Hammer drive mechanism

Abstract

A hammer drive mechanism is provided for converting rotary drive from a motor to reciprocatory movement of an impact member of a hammer drill. The mechanism comprises a rotatable plate adapted to be rotated by the motor, an input drive member associated with the rotatable plate in an eccentric position with respect to the axis of rotation of the rotatable plate, an output drive member associated with the impact member, and a crank shaft having a respective driver adjacent each of its ends. Each driver engages with, and is complementary to a respective one of the drive members. At least one end portion of the crank shaft comprises a lubricating aperture which opens into the adjacent driver to provide a lubrication path to the engaging surfaces of the drivers and the drive members.

Description

CROSS-REFERENCE TO RELATED APPLICATIONS

This application claims priority, under 35 U.S.C. § 119, to UK Patent Application No. 1321894.6 filed Dec. 11, 2013, titled “Hammer Drive Mechanism.”

FIELD OF THE INVENTION

The present invention relates to a crank shaft for a hammer drive mechanism of a hammer drill, to a hammer drive mechanism incorporating such a hammer drive mechanism, and to a hammer drill incorporating such a hammer drive mechanism.

BRIEF SUMMARY OF THE INVENTION

A hammer drill can have a single mode of operation, namely hammering; or can have three modes of operation, namely a hammer only mode, a drill only mode, and a hammer and drill mode. Throughout this specification, the term hammer drill should be taken to include both types mentioned above. A three mode hammer drill typically comprises a spindle mounted for rotation within a housing which can be selectively driven by a rotary drive arrangement within the housing. The rotary drive arrangement is driven by a motor also located within the housing. The spindle rotatingly drives a tool holder of the hammer drill which in turn rotatingly drives a cutting tool, such as a drill bit, releaseably secured within it. Within the spindle is generally mounted a piston which can be reciprocatingly driven by a hammer drive mechanism which translates the rotary drive of the motor to a reciprocating drive of the piston. A ram, also slidably mounted within the spindle, forward of the piston, is reciprocatingly driven by the piston due to successive over and under pressures in an air cushion formed within the spindle between the piston and the ram. The ram repeatedly impacts a beat piece slidably located within the spindle forward of the ram, which in turn transfers the forward impacts from the ram to the cutting tool releaseably secured, for limited reciprocation, within the tool holder at the front of the hammer drill. A mode change mechanism can selectively engage and disengage the rotary drive to the spindle and/or the reciprocating drive to the piston. Thus, in the hammer only mode, there is only the reciprocating drive to the piston; in the drill only mode, there is only the rotary drive to the spindle, and in the hammer and drill mode, there is both the rotary drive to the spindle the reciprocating drive to the piston. The specification of WO 03/041915 discloses such a hammer drill.

**Objective**
According to the abstract of the hammer drive mechanism text, what parts does the mechanism comprise? List each one. The records play no part in this work.

**Stored records**

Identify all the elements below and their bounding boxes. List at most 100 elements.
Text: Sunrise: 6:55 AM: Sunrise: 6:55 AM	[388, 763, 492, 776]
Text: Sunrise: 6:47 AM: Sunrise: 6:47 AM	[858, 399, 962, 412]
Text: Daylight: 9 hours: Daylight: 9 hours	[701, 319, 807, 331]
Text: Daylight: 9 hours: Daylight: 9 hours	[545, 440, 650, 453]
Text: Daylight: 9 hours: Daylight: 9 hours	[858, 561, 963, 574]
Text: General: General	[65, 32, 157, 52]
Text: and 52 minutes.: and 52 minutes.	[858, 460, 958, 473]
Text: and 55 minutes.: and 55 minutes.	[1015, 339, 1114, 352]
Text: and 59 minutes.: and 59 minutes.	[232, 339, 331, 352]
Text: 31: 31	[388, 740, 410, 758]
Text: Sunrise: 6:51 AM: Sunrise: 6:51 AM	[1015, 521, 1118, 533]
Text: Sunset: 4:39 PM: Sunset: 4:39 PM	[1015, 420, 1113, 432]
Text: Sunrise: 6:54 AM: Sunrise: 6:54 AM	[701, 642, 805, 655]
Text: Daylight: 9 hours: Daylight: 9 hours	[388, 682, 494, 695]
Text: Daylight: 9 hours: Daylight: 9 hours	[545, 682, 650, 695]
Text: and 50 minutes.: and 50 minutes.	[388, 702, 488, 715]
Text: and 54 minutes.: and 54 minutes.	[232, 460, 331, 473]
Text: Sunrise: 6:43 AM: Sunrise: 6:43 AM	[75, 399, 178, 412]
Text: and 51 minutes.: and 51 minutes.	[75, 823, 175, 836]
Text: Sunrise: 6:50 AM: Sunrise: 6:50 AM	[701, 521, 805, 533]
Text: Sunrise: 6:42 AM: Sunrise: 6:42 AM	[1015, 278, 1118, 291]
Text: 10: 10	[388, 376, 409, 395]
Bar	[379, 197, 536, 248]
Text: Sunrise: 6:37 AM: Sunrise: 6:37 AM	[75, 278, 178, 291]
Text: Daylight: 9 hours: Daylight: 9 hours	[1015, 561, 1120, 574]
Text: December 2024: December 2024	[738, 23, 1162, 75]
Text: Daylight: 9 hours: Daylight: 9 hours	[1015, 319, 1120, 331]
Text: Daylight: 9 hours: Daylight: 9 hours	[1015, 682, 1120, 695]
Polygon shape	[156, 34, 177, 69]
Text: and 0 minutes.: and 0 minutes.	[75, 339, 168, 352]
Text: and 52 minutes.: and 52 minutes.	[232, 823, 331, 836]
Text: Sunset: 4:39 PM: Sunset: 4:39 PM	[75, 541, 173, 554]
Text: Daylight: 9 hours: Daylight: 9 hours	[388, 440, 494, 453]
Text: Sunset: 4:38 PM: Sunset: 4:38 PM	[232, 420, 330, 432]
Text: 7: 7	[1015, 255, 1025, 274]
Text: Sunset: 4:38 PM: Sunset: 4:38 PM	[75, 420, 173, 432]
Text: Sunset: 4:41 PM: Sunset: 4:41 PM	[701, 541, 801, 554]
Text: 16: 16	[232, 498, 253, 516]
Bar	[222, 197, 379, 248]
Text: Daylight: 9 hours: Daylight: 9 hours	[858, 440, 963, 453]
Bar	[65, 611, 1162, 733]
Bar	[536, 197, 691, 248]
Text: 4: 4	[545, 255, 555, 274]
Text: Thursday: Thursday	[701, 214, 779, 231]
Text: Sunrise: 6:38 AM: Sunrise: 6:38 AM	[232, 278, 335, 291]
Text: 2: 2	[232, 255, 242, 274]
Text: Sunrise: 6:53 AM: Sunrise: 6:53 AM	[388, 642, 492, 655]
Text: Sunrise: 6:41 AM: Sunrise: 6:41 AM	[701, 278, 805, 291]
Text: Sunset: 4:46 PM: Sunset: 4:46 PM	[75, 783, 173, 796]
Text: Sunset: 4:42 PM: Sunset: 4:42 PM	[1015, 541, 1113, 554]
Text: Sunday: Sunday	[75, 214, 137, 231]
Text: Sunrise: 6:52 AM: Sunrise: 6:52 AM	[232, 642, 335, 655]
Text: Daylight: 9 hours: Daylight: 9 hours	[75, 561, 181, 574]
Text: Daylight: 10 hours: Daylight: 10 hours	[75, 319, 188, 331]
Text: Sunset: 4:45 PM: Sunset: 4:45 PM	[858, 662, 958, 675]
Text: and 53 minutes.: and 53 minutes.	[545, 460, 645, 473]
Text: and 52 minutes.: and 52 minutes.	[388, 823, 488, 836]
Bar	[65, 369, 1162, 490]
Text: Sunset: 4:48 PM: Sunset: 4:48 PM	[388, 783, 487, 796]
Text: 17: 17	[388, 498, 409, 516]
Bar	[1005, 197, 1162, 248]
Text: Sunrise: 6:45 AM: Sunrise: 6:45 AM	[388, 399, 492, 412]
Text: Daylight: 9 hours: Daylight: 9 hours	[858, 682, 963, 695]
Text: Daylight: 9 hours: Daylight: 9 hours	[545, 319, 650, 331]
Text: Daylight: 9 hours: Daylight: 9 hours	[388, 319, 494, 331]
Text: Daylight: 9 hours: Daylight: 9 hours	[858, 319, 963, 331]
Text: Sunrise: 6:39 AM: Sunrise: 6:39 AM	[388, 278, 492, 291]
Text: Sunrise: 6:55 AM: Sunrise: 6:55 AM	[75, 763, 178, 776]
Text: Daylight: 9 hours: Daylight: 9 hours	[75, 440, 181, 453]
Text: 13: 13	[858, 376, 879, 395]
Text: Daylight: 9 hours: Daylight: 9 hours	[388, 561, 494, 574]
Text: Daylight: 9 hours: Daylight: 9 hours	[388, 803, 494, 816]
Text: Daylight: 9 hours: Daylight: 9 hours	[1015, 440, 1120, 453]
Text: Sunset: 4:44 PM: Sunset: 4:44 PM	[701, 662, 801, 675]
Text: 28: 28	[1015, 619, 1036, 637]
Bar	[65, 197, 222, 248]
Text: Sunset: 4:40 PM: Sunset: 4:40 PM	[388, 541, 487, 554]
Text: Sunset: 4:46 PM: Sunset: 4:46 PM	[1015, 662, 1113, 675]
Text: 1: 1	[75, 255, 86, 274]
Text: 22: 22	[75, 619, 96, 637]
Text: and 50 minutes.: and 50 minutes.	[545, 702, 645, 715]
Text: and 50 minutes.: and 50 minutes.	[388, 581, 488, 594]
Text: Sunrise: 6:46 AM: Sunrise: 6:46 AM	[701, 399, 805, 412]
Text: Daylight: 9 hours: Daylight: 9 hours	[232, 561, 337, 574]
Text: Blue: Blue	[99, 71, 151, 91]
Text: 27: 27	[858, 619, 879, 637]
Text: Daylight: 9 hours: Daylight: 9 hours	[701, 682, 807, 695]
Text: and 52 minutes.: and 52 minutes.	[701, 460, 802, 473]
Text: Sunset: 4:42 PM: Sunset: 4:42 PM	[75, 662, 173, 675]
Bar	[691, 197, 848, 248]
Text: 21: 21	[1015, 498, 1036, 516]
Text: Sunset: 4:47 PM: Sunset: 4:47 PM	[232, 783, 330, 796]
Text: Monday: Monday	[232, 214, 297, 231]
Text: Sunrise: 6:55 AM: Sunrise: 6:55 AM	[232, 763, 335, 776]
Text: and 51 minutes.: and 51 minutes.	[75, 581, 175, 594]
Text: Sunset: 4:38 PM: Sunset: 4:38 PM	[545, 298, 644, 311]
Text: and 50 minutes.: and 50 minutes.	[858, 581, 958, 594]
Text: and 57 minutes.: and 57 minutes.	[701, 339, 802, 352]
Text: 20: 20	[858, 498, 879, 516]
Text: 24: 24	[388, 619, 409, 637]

---

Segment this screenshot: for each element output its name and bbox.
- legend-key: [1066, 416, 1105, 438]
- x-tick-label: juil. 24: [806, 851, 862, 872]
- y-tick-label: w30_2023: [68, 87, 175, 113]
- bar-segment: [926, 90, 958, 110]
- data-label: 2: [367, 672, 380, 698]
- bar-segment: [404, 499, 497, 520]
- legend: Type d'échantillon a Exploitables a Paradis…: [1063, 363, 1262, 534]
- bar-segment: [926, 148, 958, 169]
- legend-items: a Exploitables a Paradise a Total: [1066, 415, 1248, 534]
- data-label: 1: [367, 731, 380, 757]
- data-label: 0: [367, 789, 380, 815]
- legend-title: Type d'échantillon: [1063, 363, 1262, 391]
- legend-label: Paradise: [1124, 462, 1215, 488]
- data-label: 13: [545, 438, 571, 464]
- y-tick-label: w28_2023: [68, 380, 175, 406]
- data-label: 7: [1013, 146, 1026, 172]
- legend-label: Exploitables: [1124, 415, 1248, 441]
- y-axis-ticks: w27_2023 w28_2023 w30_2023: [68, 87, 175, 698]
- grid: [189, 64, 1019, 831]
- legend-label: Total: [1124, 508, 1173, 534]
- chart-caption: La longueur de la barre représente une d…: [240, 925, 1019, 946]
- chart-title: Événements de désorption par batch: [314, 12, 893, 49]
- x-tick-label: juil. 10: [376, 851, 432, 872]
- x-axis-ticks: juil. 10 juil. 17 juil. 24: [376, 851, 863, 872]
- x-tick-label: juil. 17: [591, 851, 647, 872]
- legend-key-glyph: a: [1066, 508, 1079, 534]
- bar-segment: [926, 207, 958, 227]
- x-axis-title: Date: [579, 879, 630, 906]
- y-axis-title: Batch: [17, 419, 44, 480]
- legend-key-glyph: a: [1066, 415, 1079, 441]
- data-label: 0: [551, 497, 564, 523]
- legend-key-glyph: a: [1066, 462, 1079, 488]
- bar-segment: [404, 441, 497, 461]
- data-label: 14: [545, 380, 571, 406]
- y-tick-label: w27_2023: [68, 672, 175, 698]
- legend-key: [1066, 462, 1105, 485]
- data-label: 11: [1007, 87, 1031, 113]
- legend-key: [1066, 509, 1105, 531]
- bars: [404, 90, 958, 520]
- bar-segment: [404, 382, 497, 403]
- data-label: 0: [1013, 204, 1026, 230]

...

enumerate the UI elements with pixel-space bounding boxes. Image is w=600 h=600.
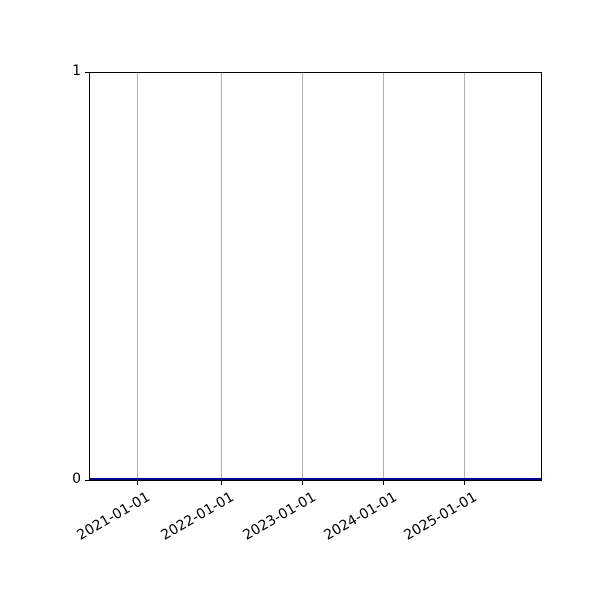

**Output for this exercise**
- A rotatable plate
- An input drive member
- An output drive member
- A crank shaft